Dataset entries on figures
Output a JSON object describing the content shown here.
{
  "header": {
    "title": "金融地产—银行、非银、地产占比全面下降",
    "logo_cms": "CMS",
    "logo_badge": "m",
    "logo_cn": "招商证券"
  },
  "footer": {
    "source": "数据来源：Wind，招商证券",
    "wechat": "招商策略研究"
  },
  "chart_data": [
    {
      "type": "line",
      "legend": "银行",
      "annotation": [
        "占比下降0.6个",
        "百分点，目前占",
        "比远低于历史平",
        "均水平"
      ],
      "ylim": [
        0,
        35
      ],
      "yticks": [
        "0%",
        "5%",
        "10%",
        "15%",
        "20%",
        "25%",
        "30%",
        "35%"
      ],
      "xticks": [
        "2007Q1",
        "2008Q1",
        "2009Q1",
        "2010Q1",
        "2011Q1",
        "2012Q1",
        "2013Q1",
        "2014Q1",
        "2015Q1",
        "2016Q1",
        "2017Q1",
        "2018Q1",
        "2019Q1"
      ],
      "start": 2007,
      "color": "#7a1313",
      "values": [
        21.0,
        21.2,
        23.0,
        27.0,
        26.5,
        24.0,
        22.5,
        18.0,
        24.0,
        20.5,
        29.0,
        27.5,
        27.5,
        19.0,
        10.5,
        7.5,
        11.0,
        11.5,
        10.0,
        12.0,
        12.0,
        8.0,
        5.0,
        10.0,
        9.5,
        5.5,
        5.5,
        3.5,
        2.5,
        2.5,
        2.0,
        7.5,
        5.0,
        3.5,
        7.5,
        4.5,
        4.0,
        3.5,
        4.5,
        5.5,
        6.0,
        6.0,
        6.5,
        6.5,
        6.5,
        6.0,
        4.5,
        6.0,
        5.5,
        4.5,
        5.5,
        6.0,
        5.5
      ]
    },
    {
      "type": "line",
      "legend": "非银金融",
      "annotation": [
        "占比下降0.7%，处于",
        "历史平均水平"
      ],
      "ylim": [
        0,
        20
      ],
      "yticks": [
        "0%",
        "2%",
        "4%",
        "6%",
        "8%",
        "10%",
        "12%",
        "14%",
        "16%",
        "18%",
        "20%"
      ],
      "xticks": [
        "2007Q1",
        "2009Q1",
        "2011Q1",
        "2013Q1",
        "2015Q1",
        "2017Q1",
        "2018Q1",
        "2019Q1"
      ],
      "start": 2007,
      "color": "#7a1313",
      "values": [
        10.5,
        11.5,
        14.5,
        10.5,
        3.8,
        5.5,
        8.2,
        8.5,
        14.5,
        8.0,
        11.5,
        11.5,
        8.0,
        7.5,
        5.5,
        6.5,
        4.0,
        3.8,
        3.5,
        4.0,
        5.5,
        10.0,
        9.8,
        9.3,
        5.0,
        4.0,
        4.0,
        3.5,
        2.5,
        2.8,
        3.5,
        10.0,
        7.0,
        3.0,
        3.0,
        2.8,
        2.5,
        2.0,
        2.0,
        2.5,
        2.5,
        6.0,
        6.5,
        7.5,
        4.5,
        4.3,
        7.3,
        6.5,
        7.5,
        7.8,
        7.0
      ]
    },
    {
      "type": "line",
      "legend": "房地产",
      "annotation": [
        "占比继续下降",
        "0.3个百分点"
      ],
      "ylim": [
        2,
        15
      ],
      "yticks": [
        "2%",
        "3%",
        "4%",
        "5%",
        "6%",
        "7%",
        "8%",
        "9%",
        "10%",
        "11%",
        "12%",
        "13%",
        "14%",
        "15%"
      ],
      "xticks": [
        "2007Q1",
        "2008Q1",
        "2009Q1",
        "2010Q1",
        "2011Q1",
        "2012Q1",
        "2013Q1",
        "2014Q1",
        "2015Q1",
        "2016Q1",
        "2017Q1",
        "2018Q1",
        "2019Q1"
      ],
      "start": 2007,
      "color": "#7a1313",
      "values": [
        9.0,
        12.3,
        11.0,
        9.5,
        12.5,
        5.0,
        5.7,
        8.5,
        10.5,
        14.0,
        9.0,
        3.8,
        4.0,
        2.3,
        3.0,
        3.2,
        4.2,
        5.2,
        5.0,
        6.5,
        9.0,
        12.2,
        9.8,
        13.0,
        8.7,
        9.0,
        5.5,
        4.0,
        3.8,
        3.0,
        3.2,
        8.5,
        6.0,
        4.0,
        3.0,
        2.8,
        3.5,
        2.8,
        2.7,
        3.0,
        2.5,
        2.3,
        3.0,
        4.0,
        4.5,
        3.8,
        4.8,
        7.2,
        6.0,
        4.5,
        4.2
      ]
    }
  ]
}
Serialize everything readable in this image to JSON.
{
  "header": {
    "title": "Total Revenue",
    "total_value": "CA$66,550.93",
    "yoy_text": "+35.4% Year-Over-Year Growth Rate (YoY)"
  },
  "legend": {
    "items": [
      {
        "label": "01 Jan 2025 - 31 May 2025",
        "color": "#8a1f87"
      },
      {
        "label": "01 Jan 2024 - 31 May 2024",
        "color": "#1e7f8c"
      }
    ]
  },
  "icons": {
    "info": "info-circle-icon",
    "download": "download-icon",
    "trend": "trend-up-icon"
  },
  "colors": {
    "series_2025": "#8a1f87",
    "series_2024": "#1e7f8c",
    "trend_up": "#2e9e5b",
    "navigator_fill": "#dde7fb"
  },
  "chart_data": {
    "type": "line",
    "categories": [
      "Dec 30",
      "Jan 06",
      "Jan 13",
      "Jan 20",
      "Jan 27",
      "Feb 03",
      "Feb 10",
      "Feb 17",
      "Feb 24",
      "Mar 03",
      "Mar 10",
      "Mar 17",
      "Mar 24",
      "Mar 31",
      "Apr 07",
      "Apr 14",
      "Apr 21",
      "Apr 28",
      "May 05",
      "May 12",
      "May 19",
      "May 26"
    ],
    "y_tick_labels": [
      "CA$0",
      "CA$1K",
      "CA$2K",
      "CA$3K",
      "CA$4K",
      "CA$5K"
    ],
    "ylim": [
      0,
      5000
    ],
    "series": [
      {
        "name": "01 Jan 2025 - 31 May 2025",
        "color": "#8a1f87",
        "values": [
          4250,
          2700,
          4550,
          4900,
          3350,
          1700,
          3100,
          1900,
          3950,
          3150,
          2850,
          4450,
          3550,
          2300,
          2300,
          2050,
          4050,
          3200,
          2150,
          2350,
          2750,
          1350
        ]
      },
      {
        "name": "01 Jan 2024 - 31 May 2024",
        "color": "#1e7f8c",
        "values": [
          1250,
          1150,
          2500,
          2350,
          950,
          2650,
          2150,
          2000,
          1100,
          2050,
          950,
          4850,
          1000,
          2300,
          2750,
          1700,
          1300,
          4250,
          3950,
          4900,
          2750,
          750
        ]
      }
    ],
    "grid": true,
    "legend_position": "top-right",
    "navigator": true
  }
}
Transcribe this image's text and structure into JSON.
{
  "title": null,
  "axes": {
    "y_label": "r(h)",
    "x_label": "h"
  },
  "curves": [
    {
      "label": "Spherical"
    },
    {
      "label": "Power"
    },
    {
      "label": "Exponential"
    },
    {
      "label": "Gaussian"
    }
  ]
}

* _EXERCISE_
Set out the complete listing exactly as shown.

* _RESPONSE BELOW_
Output a JSON object describing the content shown here.
{
  "header": {
    "title": "金融地产—银行、非银、地产占比全面下降",
    "logo_cms": "CMS",
    "logo_badge": "m",
    "logo_cn": "招商证券"
  },
  "footer": {
    "source": "数据来源：Wind，招商证券",
    "wechat": "招商策略研究"
  },
  "chart_data": [
    {
      "type": "line",
      "legend": "银行",
      "annotation": [
        "占比下降0.6个",
        "百分点，目前占",
        "比远低于历史平",
        "均水平"
      ],
      "ylim": [
        0,
        35
      ],
      "yticks": [
        "0%",
        "5%",
        "10%",
        "15%",
        "20%",
        "25%",
        "30%",
        "35%"
      ],
      "xticks": [
        "2007Q1",
        "2008Q1",
        "2009Q1",
        "2010Q1",
        "2011Q1",
        "2012Q1",
        "2013Q1",
        "2014Q1",
        "2015Q1",
        "2016Q1",
        "2017Q1",
        "2018Q1",
        "2019Q1"
      ],
      "start": 2007,
      "color": "#7a1313",
      "values": [
        21.0,
        21.2,
        23.0,
        27.0,
        26.5,
        24.0,
        22.5,
        18.0,
        24.0,
        20.5,
        29.0,
        27.5,
        27.5,
        19.0,
        10.5,
        7.5,
        11.0,
        11.5,
        10.0,
        12.0,
        12.0,
        8.0,
        5.0,
        10.0,
        9.5,
        5.5,
        5.5,
        3.5,
        2.5,
        2.5,
        2.0,
        7.5,
        5.0,
        3.5,
        7.5,
        4.5,
        4.0,
        3.5,
        4.5,
        5.5,
        6.0,
        6.0,
        6.5,
        6.5,
        6.5,
        6.0,
        4.5,
        6.0,
        5.5,
        4.5,
        5.5,
        6.0,
        5.5
      ]
    },
    {
      "type": "line",
      "legend": "非银金融",
      "annotation": [
        "占比下降0.7%，处于",
        "历史平均水平"
      ],
      "ylim": [
        0,
        20
      ],
      "yticks": [
        "0%",
        "2%",
        "4%",
        "6%",
        "8%",
        "10%",
        "12%",
        "14%",
        "16%",
        "18%",
        "20%"
      ],
      "xticks": [
        "2007Q1",
        "2009Q1",
        "2011Q1",
        "2013Q1",
        "2015Q1",
        "2017Q1",
        "2018Q1",
        "2019Q1"
      ],
      "start": 2007,
      "color": "#7a1313",
      "values": [
        10.5,
        11.5,
        14.5,
        10.5,
        3.8,
        5.5,
        8.2,
        8.5,
        14.5,
        8.0,
        11.5,
        11.5,
        8.0,
        7.5,
        5.5,
        6.5,
        4.0,
        3.8,
        3.5,
        4.0,
        5.5,
        10.0,
        9.8,
        9.3,
        5.0,
        4.0,
        4.0,
        3.5,
        2.5,
        2.8,
        3.5,
        10.0,
        7.0,
        3.0,
        3.0,
        2.8,
        2.5,
        2.0,
        2.0,
        2.5,
        2.5,
        6.0,
        6.5,
        7.5,
        4.5,
        4.3,
        7.3,
        6.5,
        7.5,
        7.8,
        7.0
      ]
    },
    {
      "type": "line",
      "legend": "房地产",
      "annotation": [
        "占比继续下降",
        "0.3个百分点"
      ],
      "ylim": [
        2,
        15
      ],
      "yticks": [
        "2%",
        "3%",
        "4%",
        "5%",
        "6%",
        "7%",
        "8%",
        "9%",
        "10%",
        "11%",
        "12%",
        "13%",
        "14%",
        "15%"
      ],
      "xticks": [
        "2007Q1",
        "2008Q1",
        "2009Q1",
        "2010Q1",
        "2011Q1",
        "2012Q1",
        "2013Q1",
        "2014Q1",
        "2015Q1",
        "2016Q1",
        "2017Q1",
        "2018Q1",
        "2019Q1"
      ],
      "start": 2007,
      "color": "#7a1313",
      "values": [
        9.0,
        12.3,
        11.0,
        9.5,
        12.5,
        5.0,
        5.7,
        8.5,
        10.5,
        14.0,
        9.0,
        3.8,
        4.0,
        2.3,
        3.0,
        3.2,
        4.2,
        5.2,
        5.0,
        6.5,
        9.0,
        12.2,
        9.8,
        13.0,
        8.7,
        9.0,
        5.5,
        4.0,
        3.8,
        3.0,
        3.2,
        8.5,
        6.0,
        4.0,
        3.0,
        2.8,
        3.5,
        2.8,
        2.7,
        3.0,
        2.5,
        2.3,
        3.0,
        4.0,
        4.5,
        3.8,
        4.8,
        7.2,
        6.0,
        4.5,
        4.2
      ]
    }
  ]
}
Serialize everything readable in this image to JSON.
{
  "header": {
    "title": "Total Revenue",
    "total_value": "CA$66,550.93",
    "yoy_text": "+35.4% Year-Over-Year Growth Rate (YoY)"
  },
  "legend": {
    "items": [
      {
        "label": "01 Jan 2025 - 31 May 2025",
        "color": "#8a1f87"
      },
      {
        "label": "01 Jan 2024 - 31 May 2024",
        "color": "#1e7f8c"
      }
    ]
  },
  "icons": {
    "info": "info-circle-icon",
    "download": "download-icon",
    "trend": "trend-up-icon"
  },
  "colors": {
    "series_2025": "#8a1f87",
    "series_2024": "#1e7f8c",
    "trend_up": "#2e9e5b",
    "navigator_fill": "#dde7fb"
  },
  "chart_data": {
    "type": "line",
    "categories": [
      "Dec 30",
      "Jan 06",
      "Jan 13",
      "Jan 20",
      "Jan 27",
      "Feb 03",
      "Feb 10",
      "Feb 17",
      "Feb 24",
      "Mar 03",
      "Mar 10",
      "Mar 17",
      "Mar 24",
      "Mar 31",
      "Apr 07",
      "Apr 14",
      "Apr 21",
      "Apr 28",
      "May 05",
      "May 12",
      "May 19",
      "May 26"
    ],
    "y_tick_labels": [
      "CA$0",
      "CA$1K",
      "CA$2K",
      "CA$3K",
      "CA$4K",
      "CA$5K"
    ],
    "ylim": [
      0,
      5000
    ],
    "series": [
      {
        "name": "01 Jan 2025 - 31 May 2025",
        "color": "#8a1f87",
        "values": [
          4250,
          2700,
          4550,
          4900,
          3350,
          1700,
          3100,
          1900,
          3950,
          3150,
          2850,
          4450,
          3550,
          2300,
          2300,
          2050,
          4050,
          3200,
          2150,
          2350,
          2750,
          1350
        ]
      },
      {
        "name": "01 Jan 2024 - 31 May 2024",
        "color": "#1e7f8c",
        "values": [
          1250,
          1150,
          2500,
          2350,
          950,
          2650,
          2150,
          2000,
          1100,
          2050,
          950,
          4850,
          1000,
          2300,
          2750,
          1700,
          1300,
          4250,
          3950,
          4900,
          2750,
          750
        ]
      }
    ],
    "grid": true,
    "legend_position": "top-right",
    "navigator": true
  }
}
Transcribe this image's text and structure into JSON.
{
  "title": null,
  "axes": {
    "y_label": "r(h)",
    "x_label": "h"
  },
  "curves": [
    {
      "label": "Spherical"
    },
    {
      "label": "Power"
    },
    {
      "label": "Exponential"
    },
    {
      "label": "Gaussian"
    }
  ]
}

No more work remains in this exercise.